STATED TASK — Copy the lines holding the word "JSON", all of them.

DATA SUPPLIED —
>> BEGIN

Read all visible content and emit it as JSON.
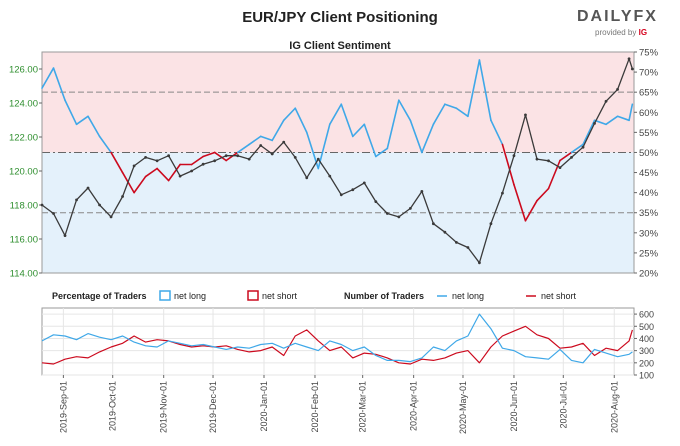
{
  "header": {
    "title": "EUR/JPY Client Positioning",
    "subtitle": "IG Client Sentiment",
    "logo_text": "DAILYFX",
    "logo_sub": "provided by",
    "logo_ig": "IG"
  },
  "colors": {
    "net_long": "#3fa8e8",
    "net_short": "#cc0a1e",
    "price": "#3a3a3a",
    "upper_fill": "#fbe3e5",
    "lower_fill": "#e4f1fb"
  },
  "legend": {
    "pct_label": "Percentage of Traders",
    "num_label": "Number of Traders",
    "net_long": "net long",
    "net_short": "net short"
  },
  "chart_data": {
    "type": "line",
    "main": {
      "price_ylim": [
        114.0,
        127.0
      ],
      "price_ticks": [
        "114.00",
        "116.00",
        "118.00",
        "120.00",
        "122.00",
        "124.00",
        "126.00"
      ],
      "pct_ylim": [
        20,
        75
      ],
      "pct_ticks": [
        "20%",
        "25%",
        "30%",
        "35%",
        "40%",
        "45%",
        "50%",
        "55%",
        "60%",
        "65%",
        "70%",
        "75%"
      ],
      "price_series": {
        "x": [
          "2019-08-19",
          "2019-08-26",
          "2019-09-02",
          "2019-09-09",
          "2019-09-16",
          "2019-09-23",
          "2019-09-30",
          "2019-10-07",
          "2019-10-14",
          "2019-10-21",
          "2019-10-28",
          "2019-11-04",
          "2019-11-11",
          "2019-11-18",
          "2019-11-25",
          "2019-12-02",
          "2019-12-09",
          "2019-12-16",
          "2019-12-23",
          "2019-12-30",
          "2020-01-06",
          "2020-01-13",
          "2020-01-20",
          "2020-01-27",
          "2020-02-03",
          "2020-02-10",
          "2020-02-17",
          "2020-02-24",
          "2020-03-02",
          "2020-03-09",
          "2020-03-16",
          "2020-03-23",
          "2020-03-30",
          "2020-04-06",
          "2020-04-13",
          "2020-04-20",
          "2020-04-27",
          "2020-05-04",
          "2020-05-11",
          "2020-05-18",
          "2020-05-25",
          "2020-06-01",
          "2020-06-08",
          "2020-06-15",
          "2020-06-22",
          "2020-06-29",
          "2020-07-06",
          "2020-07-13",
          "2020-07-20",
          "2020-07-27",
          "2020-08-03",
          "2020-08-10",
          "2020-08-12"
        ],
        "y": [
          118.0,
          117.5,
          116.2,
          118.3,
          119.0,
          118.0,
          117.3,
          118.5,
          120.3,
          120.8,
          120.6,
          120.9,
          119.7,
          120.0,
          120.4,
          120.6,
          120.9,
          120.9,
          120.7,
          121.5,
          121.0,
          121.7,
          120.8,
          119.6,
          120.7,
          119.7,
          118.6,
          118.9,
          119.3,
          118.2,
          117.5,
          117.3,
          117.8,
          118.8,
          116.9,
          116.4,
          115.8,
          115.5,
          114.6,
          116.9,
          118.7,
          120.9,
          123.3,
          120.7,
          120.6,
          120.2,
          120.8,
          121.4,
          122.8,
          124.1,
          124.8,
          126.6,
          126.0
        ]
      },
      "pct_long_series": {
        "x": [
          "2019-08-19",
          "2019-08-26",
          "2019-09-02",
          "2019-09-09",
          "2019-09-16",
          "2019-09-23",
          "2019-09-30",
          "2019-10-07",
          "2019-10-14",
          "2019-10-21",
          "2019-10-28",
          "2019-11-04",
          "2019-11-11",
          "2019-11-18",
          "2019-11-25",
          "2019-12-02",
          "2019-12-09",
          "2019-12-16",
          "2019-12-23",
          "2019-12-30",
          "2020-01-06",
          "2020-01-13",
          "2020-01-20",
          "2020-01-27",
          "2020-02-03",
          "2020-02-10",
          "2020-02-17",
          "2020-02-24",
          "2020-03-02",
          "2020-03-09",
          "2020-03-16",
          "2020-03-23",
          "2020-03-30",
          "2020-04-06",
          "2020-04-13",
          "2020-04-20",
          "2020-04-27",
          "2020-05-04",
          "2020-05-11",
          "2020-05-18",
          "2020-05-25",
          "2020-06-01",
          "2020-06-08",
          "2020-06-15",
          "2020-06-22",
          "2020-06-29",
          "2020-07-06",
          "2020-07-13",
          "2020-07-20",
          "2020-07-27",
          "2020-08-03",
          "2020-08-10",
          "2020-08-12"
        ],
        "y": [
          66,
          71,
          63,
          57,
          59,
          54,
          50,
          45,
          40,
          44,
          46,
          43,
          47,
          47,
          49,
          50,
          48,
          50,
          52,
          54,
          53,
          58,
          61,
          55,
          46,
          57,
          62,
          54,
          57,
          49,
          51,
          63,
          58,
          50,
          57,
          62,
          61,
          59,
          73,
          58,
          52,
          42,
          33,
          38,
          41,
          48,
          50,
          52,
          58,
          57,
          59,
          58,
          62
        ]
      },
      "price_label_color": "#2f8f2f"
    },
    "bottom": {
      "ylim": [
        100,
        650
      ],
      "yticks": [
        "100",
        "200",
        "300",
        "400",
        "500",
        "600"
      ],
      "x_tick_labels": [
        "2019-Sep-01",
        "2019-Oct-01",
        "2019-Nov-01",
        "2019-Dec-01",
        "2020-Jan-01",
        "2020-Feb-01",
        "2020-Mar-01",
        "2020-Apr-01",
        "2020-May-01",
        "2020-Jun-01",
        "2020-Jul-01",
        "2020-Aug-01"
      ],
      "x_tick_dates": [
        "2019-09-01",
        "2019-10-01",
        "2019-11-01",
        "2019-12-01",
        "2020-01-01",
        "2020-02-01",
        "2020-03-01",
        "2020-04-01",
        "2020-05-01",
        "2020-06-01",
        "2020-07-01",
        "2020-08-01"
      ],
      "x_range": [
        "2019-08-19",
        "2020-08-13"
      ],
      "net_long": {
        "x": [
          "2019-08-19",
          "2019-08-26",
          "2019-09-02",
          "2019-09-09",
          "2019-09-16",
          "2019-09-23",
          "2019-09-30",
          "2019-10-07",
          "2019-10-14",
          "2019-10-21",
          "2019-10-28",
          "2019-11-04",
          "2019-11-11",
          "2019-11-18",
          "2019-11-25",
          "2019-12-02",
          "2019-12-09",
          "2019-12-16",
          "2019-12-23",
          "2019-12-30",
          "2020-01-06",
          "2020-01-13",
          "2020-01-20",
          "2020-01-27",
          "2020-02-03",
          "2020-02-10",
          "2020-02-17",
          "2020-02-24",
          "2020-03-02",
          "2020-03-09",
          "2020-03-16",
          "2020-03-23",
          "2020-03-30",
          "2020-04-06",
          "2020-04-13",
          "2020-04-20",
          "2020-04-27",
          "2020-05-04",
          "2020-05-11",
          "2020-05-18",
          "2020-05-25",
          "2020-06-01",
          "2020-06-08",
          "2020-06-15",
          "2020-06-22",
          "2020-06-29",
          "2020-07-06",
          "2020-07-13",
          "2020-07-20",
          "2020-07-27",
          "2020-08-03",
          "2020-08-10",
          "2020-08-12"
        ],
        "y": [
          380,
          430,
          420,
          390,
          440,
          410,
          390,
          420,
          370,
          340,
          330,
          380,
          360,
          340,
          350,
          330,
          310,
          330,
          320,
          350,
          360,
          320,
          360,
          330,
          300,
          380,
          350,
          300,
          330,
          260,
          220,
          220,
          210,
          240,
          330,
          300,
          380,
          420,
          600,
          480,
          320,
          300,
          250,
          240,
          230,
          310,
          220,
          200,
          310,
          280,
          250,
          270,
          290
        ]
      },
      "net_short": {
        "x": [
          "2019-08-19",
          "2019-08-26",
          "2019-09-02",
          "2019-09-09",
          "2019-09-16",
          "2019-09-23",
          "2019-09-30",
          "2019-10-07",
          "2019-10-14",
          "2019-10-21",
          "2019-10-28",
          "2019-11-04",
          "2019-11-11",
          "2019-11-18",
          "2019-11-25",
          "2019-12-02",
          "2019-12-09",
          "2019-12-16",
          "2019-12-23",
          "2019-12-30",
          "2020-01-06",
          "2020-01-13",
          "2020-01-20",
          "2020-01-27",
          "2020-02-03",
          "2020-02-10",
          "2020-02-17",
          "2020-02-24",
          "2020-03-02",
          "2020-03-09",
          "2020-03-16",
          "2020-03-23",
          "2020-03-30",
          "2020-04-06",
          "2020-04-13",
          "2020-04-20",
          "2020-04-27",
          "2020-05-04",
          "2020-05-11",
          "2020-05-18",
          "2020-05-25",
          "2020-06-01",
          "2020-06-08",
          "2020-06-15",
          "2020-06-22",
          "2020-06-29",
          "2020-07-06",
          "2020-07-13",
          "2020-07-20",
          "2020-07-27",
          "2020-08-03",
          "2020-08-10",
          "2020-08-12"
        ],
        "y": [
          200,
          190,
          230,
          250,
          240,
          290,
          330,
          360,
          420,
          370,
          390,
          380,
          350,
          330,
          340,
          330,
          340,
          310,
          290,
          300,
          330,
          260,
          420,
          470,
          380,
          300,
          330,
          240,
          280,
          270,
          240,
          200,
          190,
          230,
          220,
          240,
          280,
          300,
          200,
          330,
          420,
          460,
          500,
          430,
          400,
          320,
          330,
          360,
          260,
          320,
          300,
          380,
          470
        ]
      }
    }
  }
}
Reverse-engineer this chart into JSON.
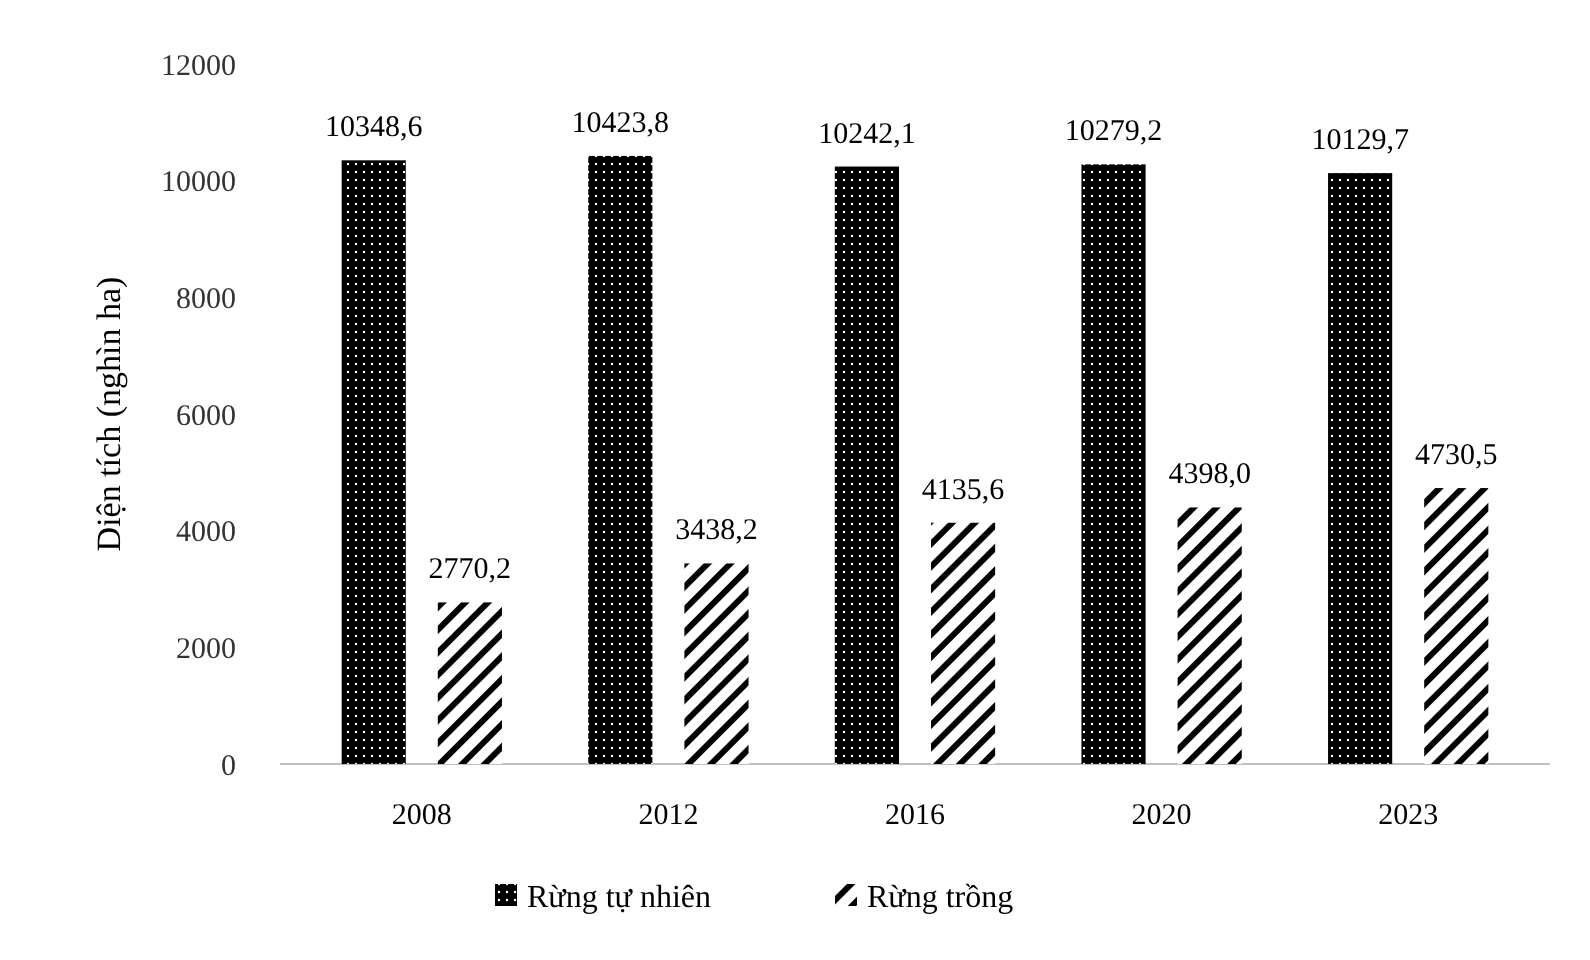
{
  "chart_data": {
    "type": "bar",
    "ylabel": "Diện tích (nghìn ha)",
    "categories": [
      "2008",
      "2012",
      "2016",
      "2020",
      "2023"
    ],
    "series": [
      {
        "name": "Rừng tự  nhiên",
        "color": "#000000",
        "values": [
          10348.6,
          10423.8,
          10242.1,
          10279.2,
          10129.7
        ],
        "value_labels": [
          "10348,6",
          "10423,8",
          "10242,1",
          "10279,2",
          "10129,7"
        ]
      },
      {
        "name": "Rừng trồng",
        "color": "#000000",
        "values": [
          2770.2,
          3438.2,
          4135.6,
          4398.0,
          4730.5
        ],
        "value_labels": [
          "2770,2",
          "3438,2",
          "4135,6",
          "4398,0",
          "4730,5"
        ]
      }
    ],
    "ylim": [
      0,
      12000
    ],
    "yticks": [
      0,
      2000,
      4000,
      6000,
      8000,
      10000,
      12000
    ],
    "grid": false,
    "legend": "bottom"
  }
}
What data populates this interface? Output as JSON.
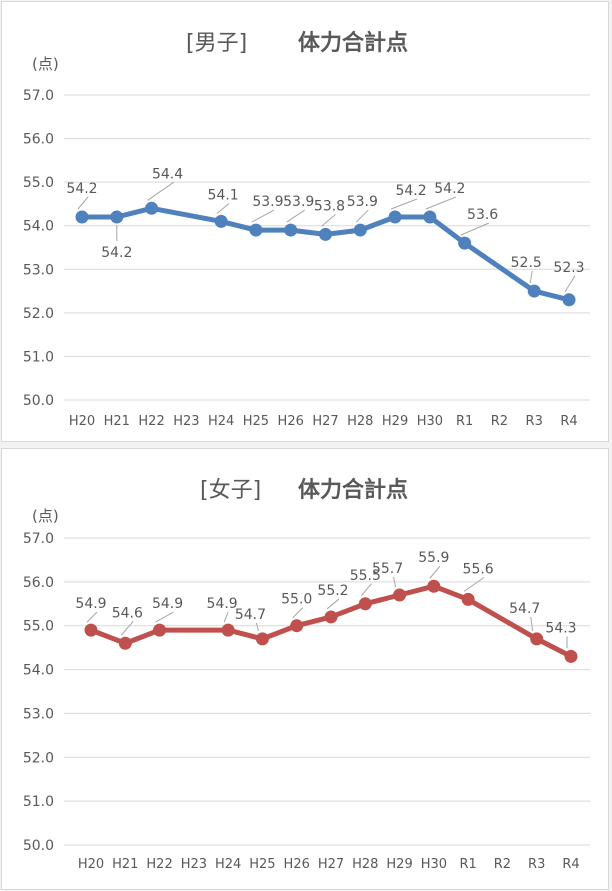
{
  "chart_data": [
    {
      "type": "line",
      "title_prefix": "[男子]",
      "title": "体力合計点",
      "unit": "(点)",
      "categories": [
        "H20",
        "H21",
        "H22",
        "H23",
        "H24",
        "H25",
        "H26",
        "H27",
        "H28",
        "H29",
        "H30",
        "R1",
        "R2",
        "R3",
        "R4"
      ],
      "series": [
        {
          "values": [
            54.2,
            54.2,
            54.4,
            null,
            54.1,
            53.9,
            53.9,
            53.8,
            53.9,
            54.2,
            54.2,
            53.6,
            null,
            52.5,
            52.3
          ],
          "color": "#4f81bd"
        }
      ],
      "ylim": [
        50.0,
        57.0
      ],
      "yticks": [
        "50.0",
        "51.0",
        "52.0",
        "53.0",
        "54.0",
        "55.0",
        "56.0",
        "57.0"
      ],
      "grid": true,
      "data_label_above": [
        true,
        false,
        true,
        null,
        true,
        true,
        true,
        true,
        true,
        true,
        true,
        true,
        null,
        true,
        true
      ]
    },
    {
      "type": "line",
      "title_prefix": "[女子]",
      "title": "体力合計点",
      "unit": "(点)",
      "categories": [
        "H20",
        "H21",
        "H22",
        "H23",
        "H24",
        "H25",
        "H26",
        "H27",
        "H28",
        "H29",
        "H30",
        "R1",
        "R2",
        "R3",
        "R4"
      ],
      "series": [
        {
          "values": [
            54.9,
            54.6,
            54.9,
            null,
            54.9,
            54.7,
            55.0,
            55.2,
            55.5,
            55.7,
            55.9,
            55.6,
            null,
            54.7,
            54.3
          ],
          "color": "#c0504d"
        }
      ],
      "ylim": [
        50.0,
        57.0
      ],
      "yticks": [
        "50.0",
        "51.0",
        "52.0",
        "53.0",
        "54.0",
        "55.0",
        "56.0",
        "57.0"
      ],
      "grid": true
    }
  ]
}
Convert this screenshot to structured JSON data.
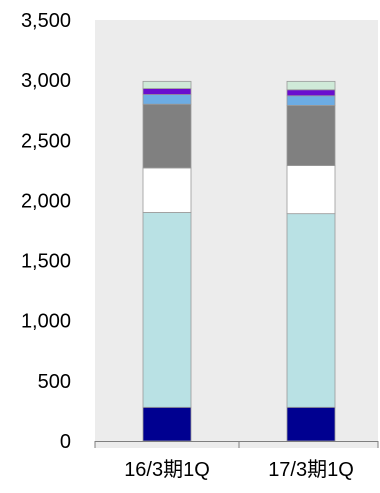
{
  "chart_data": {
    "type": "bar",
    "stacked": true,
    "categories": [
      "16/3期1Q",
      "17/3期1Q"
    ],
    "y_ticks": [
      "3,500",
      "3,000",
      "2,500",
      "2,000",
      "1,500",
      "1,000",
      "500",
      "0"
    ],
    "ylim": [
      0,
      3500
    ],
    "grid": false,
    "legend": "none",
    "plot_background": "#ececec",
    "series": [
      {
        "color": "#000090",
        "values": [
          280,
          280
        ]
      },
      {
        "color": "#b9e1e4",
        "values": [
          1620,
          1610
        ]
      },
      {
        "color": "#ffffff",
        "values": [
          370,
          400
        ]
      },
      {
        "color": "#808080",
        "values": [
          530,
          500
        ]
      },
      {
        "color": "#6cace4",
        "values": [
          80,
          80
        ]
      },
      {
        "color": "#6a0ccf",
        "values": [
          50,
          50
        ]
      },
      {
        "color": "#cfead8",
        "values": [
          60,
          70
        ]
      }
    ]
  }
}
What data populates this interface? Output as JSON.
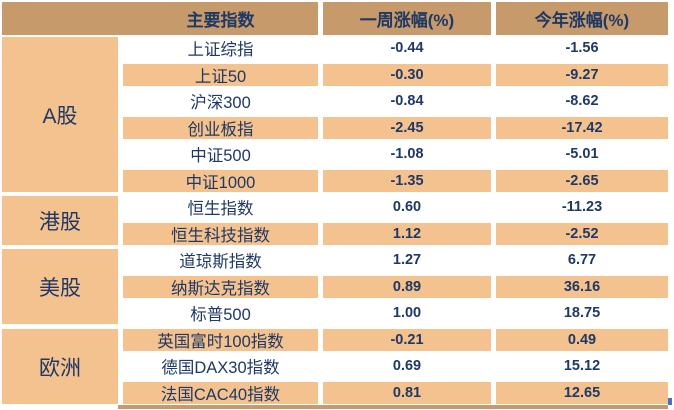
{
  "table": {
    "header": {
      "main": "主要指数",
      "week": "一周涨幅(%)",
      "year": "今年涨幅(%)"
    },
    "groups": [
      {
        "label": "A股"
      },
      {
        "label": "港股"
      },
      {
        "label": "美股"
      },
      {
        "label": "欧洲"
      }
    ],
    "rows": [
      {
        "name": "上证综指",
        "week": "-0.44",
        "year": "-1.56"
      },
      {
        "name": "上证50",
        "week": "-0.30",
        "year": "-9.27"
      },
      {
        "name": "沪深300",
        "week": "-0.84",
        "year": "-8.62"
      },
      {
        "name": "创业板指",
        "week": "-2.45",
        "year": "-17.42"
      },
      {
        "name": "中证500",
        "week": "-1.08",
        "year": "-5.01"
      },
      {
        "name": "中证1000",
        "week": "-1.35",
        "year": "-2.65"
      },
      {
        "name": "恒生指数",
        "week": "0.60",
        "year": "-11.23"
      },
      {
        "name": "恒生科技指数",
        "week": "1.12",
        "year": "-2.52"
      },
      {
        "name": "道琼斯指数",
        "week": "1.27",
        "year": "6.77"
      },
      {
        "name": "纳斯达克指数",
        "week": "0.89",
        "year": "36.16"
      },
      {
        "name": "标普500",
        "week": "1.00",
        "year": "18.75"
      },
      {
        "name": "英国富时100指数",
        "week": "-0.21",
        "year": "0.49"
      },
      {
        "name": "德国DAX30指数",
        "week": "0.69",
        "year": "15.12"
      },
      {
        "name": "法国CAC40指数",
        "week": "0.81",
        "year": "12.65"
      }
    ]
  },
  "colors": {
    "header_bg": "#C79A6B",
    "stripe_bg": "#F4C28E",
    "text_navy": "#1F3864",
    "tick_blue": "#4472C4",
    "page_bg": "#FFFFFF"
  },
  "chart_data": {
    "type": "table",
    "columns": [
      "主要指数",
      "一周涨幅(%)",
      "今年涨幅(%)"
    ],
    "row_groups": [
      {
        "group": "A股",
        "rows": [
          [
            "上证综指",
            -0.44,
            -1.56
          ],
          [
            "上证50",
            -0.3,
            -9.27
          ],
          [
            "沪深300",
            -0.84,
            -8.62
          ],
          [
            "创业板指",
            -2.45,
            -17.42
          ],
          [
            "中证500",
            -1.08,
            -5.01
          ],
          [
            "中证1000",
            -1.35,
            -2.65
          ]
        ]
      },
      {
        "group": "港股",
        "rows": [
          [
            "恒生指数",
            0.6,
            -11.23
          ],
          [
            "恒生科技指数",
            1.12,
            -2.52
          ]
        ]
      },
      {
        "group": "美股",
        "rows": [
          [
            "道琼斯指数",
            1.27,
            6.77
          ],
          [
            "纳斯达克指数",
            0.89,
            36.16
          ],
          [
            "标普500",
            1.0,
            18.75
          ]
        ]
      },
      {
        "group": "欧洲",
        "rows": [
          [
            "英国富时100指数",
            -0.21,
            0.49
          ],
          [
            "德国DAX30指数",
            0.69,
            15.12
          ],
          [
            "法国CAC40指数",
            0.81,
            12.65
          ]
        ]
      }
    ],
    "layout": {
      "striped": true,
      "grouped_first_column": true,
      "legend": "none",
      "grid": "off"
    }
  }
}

>> END

EXERCISE RESPONSE —
Read all visible content and emit it as JSON.
Reverse-engineer this chart into JSON.
What data populates this interface? Output as JSON.
Convert this screenshot to structured JSON data.
What data populates this interface? Output as JSON.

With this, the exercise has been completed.